[EXERCISE] In the entries below, find the lines that contain the word "application" and copy them.
=======
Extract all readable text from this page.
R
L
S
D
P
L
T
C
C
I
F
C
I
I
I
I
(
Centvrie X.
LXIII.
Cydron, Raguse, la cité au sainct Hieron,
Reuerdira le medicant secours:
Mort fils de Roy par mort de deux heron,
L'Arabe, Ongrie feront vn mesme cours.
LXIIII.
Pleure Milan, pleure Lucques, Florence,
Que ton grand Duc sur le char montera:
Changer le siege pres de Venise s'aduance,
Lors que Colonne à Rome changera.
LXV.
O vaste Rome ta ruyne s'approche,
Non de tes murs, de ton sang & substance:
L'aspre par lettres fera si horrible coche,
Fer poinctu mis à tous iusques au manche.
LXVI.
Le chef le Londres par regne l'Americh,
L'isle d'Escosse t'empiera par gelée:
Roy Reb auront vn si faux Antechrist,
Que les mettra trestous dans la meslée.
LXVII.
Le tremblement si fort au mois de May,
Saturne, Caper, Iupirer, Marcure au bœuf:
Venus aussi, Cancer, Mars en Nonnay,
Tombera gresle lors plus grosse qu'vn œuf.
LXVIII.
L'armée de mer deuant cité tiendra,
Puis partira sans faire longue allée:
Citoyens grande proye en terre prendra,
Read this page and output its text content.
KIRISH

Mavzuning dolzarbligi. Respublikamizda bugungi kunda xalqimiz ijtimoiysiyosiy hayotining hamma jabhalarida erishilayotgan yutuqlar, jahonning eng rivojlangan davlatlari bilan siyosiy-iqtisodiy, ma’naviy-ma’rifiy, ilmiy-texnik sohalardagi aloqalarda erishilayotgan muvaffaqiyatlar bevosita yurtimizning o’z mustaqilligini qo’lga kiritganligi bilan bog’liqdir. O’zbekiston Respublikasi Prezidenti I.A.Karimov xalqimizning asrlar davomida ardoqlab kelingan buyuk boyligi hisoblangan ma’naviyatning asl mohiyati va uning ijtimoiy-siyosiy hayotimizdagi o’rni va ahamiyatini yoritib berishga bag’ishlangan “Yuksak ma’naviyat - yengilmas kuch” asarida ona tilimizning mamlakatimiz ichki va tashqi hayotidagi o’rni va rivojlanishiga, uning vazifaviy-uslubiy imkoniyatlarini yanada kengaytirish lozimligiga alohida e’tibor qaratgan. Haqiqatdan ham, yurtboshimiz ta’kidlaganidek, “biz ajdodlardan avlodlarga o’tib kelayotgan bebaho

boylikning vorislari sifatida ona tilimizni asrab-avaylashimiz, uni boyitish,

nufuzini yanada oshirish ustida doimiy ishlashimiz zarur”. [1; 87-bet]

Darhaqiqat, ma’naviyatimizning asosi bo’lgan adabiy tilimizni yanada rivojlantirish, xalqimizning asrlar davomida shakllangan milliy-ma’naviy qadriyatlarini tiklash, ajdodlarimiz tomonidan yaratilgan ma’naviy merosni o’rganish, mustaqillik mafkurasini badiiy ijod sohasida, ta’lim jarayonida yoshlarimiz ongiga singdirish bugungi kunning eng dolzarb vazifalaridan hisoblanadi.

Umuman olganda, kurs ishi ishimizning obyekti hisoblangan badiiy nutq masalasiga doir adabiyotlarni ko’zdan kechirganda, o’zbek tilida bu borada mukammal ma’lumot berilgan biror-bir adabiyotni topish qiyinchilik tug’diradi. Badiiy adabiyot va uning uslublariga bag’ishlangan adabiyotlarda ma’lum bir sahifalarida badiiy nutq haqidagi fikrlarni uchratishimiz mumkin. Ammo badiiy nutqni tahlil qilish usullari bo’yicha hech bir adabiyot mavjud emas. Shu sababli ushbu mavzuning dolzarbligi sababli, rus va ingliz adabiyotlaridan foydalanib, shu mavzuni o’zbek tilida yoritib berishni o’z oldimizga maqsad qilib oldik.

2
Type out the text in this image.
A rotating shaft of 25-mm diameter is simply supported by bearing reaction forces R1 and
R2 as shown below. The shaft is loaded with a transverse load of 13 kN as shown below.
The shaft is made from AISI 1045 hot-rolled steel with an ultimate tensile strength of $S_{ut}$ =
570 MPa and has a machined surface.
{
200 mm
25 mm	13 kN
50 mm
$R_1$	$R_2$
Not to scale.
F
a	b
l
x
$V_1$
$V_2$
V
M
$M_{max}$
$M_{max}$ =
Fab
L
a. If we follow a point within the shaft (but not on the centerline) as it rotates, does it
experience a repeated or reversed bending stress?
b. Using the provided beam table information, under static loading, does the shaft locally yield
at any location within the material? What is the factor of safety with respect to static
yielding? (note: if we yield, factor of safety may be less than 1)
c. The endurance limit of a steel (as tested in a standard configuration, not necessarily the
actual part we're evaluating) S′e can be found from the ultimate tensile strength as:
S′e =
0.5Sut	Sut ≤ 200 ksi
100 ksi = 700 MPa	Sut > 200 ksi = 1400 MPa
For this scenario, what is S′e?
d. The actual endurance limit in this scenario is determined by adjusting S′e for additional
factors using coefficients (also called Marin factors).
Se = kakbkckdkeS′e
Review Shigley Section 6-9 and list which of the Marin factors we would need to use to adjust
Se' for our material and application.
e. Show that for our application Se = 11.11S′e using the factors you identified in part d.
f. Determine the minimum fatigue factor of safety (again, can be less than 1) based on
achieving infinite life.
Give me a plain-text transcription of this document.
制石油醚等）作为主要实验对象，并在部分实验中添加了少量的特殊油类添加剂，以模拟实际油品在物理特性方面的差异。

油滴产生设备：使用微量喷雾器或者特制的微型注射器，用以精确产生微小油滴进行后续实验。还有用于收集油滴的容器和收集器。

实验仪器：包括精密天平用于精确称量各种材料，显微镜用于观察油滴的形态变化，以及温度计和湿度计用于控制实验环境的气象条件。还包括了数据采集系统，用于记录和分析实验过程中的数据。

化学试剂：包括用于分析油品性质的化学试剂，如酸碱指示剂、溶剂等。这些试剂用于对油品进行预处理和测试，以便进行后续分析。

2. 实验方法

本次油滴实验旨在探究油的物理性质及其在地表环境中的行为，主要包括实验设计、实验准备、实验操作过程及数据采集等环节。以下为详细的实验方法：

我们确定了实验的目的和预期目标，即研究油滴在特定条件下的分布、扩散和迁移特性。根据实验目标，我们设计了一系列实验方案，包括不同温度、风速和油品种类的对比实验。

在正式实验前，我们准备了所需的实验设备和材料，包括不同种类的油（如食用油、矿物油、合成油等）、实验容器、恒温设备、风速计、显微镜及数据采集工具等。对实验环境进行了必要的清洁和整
=======
[REPLY]
Se' for our material and application.
e. Show that for our application Se = 11.11S′e using the factors you identified in part d.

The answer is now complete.